[DATA FOR PROCESSING]
•••••

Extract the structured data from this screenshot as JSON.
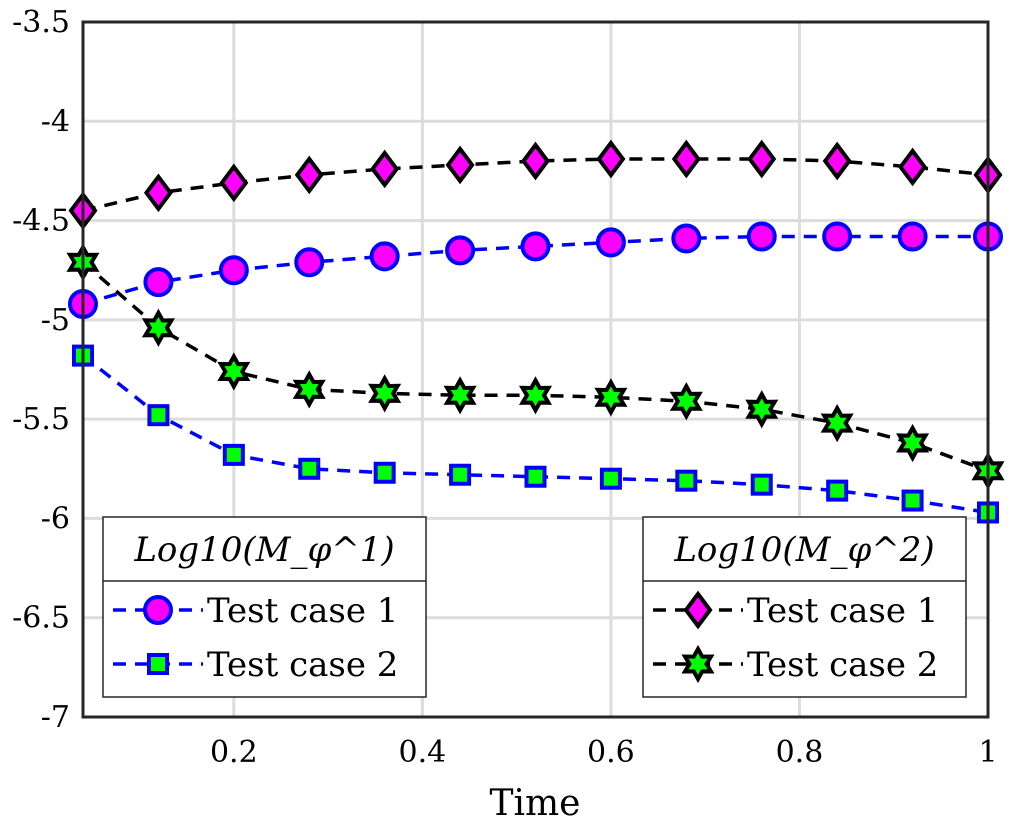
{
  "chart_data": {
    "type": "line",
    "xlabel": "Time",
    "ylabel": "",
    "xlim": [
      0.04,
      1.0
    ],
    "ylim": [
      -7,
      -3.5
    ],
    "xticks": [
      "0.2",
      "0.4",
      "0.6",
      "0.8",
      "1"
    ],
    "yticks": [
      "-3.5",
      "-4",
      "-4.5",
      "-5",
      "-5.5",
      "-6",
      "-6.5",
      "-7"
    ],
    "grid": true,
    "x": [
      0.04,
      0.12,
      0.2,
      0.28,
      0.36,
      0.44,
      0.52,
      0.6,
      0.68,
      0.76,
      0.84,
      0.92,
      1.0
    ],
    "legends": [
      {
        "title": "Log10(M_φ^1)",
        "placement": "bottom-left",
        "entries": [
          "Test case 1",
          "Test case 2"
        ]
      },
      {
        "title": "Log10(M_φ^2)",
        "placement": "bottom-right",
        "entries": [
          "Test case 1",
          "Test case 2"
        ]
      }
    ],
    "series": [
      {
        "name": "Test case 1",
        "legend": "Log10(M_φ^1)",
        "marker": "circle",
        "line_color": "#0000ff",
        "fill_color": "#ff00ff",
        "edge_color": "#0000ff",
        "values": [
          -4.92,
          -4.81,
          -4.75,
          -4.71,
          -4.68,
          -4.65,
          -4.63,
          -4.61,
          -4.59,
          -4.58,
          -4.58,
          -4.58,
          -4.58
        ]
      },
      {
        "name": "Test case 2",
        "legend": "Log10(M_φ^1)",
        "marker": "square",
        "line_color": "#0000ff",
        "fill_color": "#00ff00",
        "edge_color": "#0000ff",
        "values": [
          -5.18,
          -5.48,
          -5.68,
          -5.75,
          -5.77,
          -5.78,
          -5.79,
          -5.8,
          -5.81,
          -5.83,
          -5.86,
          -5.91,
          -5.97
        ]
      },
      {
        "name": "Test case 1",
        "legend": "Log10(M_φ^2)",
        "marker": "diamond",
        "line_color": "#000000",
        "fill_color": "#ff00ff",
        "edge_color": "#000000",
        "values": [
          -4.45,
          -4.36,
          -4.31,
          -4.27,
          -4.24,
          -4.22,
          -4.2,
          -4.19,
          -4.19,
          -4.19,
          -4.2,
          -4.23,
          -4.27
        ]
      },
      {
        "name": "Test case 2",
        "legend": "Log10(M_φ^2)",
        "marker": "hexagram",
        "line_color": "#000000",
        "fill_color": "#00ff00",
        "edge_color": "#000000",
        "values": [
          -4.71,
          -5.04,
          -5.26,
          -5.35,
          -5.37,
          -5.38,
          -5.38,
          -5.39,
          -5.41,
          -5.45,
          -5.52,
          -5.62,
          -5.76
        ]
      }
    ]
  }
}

•••••

[DESCRIPTION OF THE TASK]
Every line above that contains the word "marker" should be reported.

[SOLUTION]
        "marker": "circle",
        "marker": "square",
        "marker": "diamond",
        "marker": "hexagram",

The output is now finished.